What to work on: Please list all lines of the material below in which the string "Росрыболовства" occurs.

[Extracted records]

□ □ □ □ □ □ □

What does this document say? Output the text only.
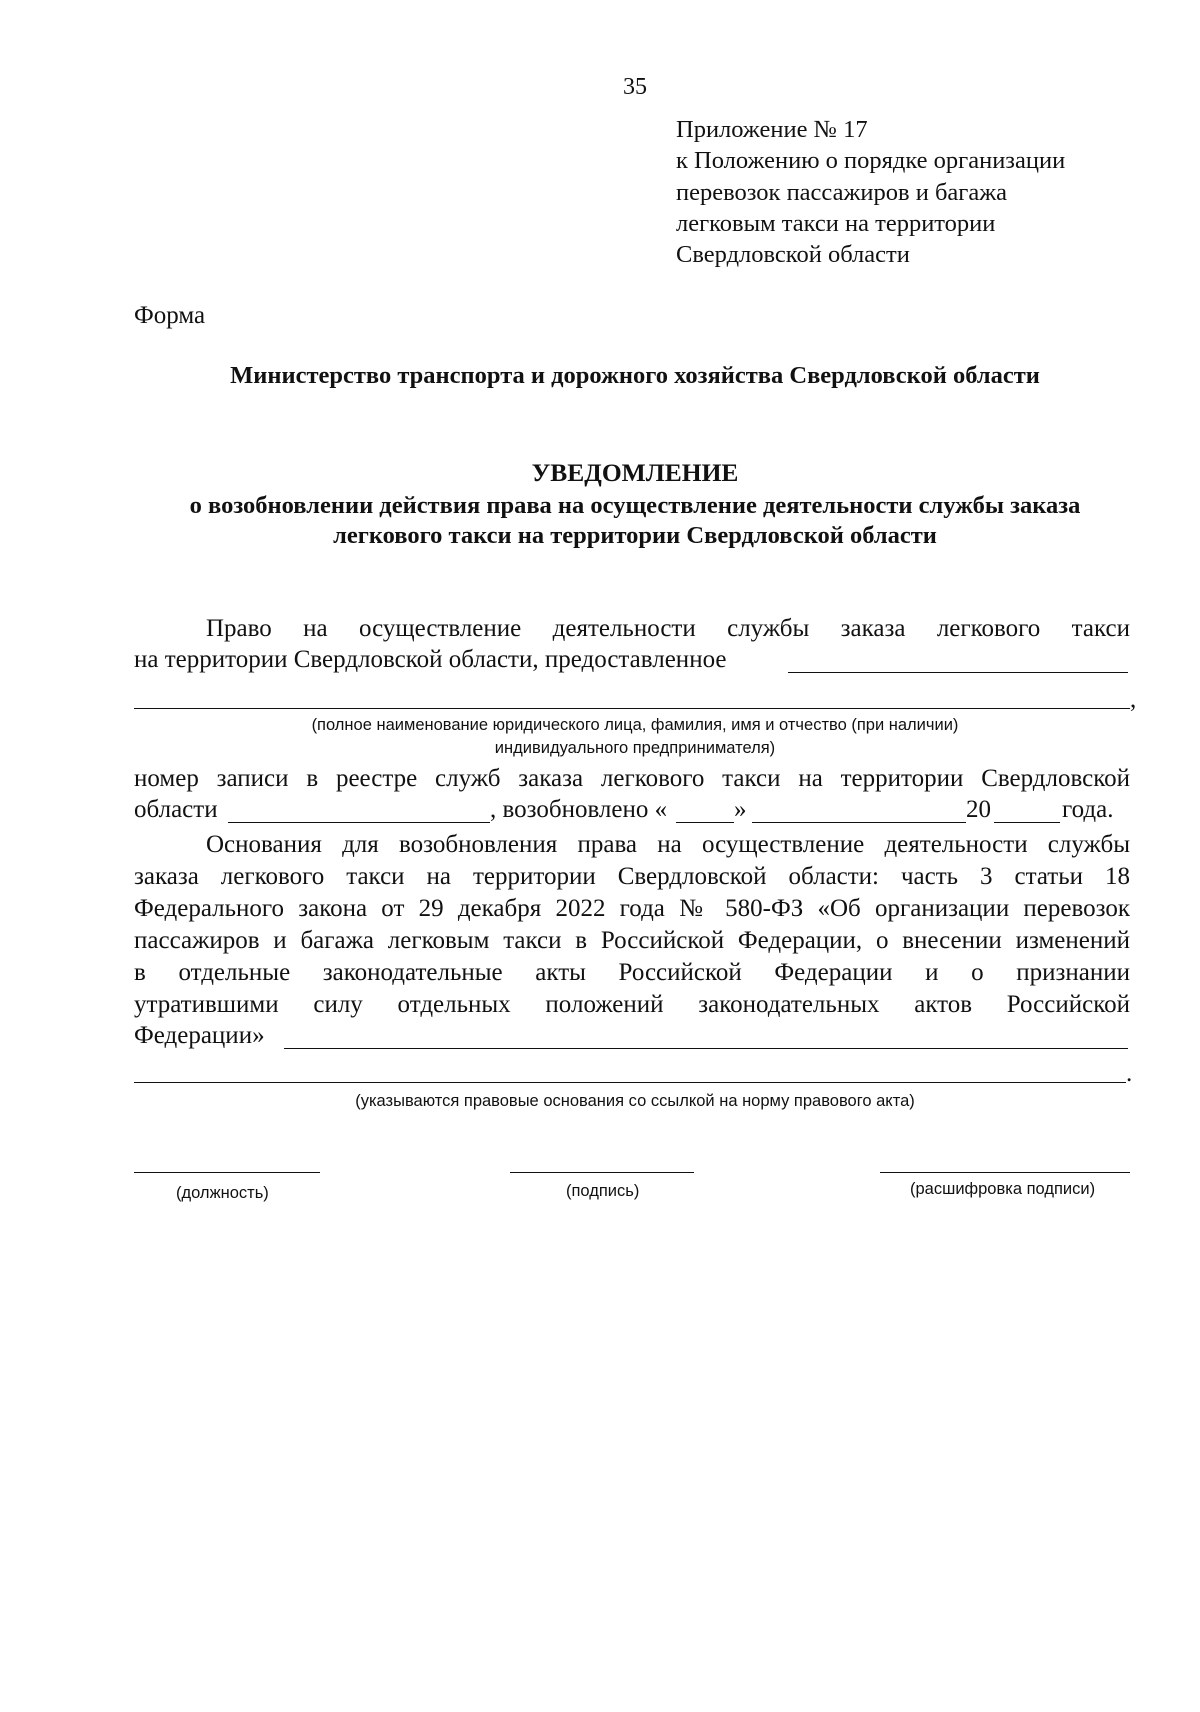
35
Приложение № 17
к Положению о порядке организации
перевозок пассажиров и багажа
легковым такси на территории
Свердловской области
Форма
Министерство транспорта и дорожного хозяйства Свердловской области
УВЕДОМЛЕНИЕ
о возобновлении действия права на осуществление деятельности службы заказа
легкового такси на территории Свердловской области
Право на осуществление деятельности службы заказа легкового такси
на территории Свердловской области, предоставленное
,
(полное наименование юридического лица, фамилия, имя и отчество (при наличии)
индивидуального предпринимателя)
номер записи в реестре служб заказа легкового такси на территории Свердловской
области	, возобновлено «	»	20	года.
Основания для возобновления права на осуществление деятельности службы
заказа легкового такси на территории Свердловской области: часть 3 статьи 18
Федерального закона от 29 декабря 2022 года № 580-ФЗ «Об организации перевозок
пассажиров и багажа легковым такси в Российской Федерации, о внесении изменений
в отдельные законодательные акты Российской Федерации и о признании
утратившими силу отдельных положений законодательных актов Российской
Федерации»
.
(указываются правовые основания со ссылкой на норму правового акта)
(должность)	(подпись)	(расшифровка подписи)
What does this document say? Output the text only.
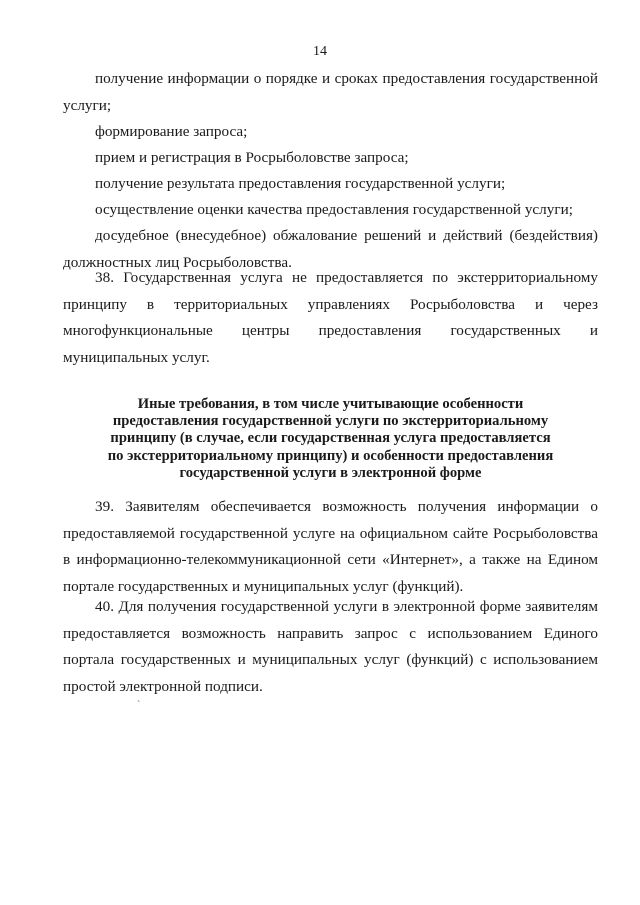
14

получение информации о порядке и сроках предоставления государственной услуги;

формирование запроса;

прием и регистрация в Росрыболовстве запроса;

получение результата предоставления государственной услуги;

осуществление оценки качества предоставления государственной услуги;

досудебное (внесудебное) обжалование решений и действий (бездействия) должностных лиц Росрыболовства.

38. Государственная услуга не предоставляется по экстерриториальному принципу в территориальных управлениях Росрыболовства и через многофункциональные центры предоставления государственных и муниципальных услуг.

Иные требования, в том числе учитывающие особенности
предоставления государственной услуги по экстерриториальному
принципу (в случае, если государственная услуга предоставляется
по экстерриториальному принципу) и особенности предоставления
государственной услуги в электронной форме

39. Заявителям обеспечивается возможность получения информации о предоставляемой государственной услуге на официальном сайте Росрыболовства в информационно-телекоммуникационной сети «Интернет», а также на Едином портале государственных и муниципальных услуг (функций).

40. Для получения государственной услуги в электронной форме заявителям предоставляется возможность направить запрос с использованием Единого портала государственных и муниципальных услуг (функций) с использованием простой электронной подписи.

ˋ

□ □ □ □ □ □ □

Task output:
досудебное (внесудебное) обжалование решений и действий (бездействия) должностных лиц Росрыболовства.
38. Государственная услуга не предоставляется по экстерриториальному принципу в территориальных управлениях Росрыболовства и через многофункциональные центры предоставления государственных и муниципальных услуг.
39. Заявителям обеспечивается возможность получения информации о предоставляемой государственной услуге на официальном сайте Росрыболовства в информационно-телекоммуникационной сети «Интернет», а также на Едином портале государственных и муниципальных услуг (функций).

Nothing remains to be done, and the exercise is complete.